*What is expected*
Pull out every line below holding the word "aziendale".

*Source material*
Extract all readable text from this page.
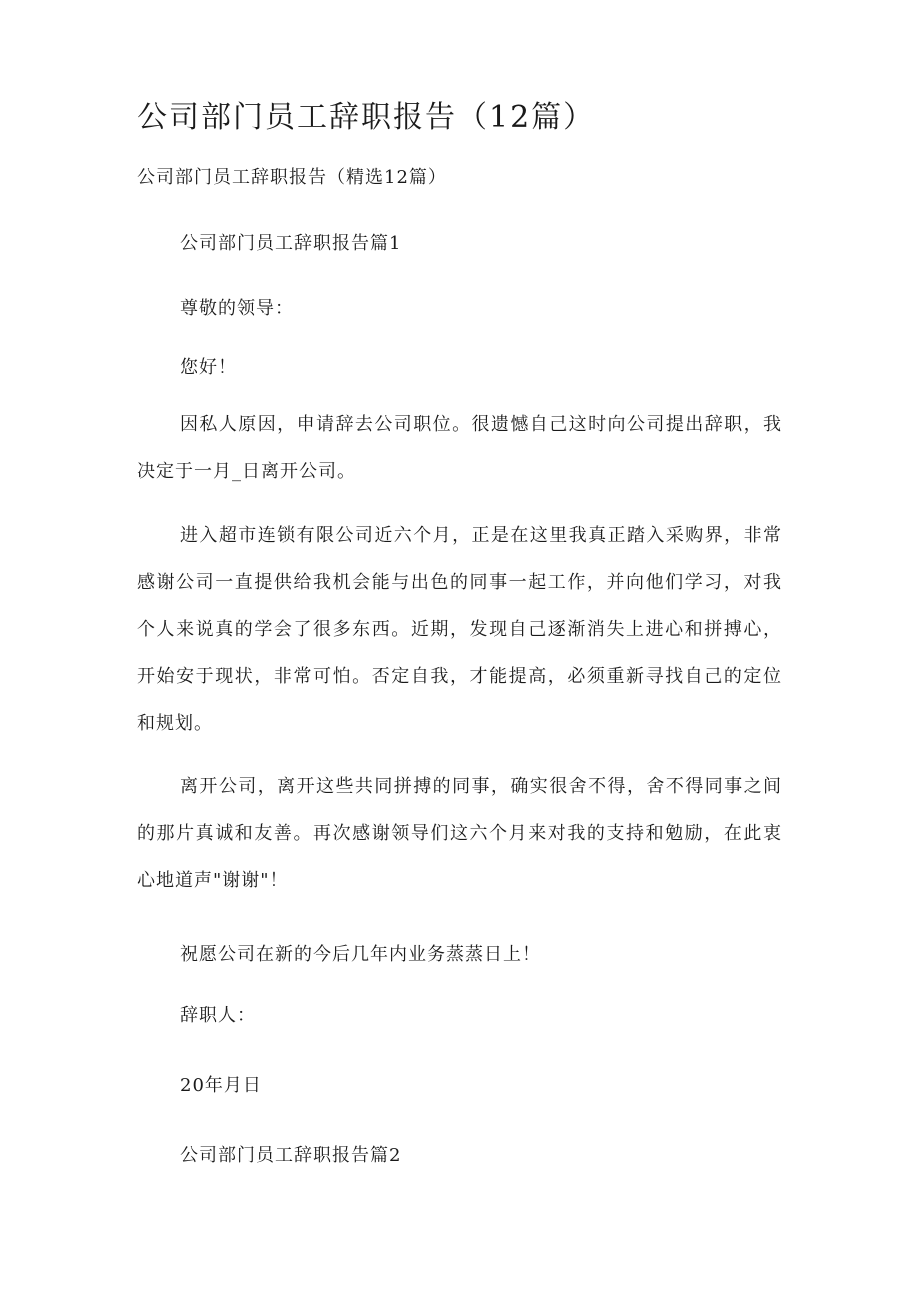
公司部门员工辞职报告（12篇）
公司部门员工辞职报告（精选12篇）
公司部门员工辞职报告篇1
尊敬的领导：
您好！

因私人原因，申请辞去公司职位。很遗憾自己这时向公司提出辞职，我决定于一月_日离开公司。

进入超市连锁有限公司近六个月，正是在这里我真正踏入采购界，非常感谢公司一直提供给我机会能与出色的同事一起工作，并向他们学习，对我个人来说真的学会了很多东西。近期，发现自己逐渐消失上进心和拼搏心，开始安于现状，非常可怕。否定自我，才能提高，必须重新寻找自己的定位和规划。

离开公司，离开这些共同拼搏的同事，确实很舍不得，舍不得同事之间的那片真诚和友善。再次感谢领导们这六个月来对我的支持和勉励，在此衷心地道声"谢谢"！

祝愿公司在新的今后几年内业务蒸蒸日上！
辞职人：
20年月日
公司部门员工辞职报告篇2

...

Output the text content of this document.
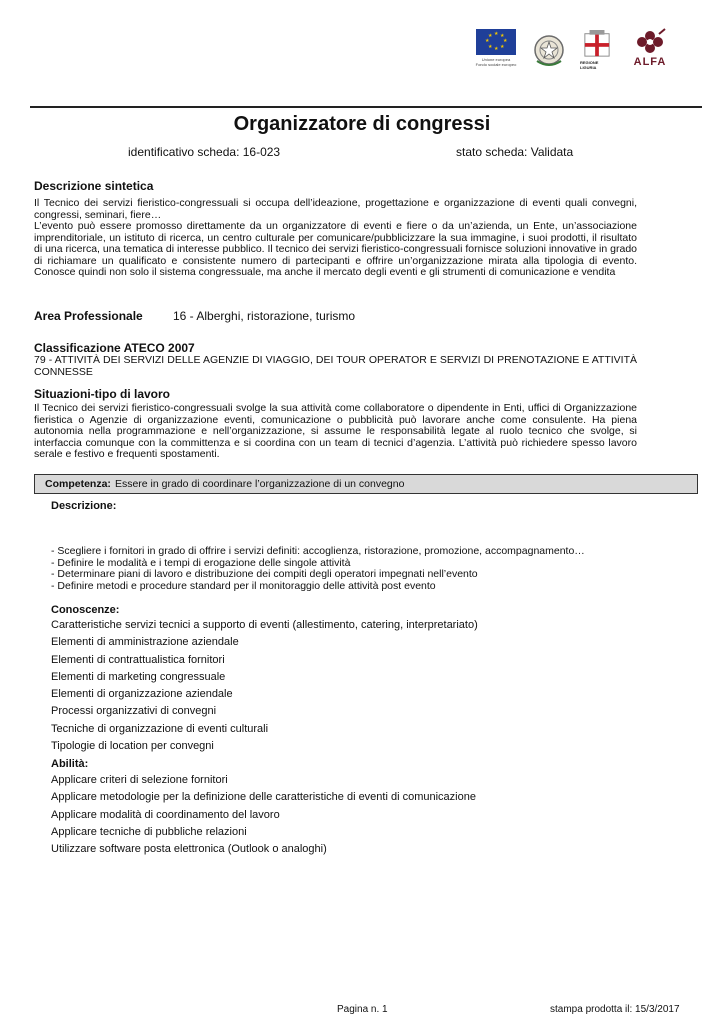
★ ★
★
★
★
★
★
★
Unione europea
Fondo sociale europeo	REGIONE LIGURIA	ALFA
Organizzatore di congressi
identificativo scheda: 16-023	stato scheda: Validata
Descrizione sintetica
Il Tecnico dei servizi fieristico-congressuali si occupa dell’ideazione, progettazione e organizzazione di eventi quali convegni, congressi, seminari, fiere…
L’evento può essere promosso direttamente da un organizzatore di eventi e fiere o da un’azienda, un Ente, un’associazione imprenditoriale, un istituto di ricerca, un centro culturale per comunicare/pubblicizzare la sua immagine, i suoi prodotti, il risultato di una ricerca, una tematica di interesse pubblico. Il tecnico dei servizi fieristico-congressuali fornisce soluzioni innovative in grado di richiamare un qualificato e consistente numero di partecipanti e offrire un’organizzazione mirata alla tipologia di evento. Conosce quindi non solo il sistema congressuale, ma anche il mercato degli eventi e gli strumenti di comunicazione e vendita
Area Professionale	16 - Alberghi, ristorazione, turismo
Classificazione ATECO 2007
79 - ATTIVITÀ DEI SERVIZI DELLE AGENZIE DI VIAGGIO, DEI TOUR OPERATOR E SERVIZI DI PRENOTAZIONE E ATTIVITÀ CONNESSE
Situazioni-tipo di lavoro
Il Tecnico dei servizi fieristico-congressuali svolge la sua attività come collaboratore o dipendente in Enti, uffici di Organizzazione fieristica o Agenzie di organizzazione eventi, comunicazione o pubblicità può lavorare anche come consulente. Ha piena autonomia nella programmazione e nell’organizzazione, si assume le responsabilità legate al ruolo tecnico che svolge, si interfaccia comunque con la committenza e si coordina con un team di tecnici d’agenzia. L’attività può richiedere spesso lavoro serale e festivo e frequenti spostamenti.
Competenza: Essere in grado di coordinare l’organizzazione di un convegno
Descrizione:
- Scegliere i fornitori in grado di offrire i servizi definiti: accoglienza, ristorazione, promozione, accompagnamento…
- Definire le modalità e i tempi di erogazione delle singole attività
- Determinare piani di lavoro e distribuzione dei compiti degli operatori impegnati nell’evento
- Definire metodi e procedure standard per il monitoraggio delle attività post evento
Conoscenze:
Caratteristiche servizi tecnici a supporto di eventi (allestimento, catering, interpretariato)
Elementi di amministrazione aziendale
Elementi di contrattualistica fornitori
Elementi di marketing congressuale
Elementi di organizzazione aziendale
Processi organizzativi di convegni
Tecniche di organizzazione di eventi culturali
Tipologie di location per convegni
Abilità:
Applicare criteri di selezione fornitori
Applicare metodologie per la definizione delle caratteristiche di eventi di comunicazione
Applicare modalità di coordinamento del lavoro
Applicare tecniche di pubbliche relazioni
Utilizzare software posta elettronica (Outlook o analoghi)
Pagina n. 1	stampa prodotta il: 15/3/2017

*Right answer*
Elementi di amministrazione aziendale
Elementi di organizzazione aziendale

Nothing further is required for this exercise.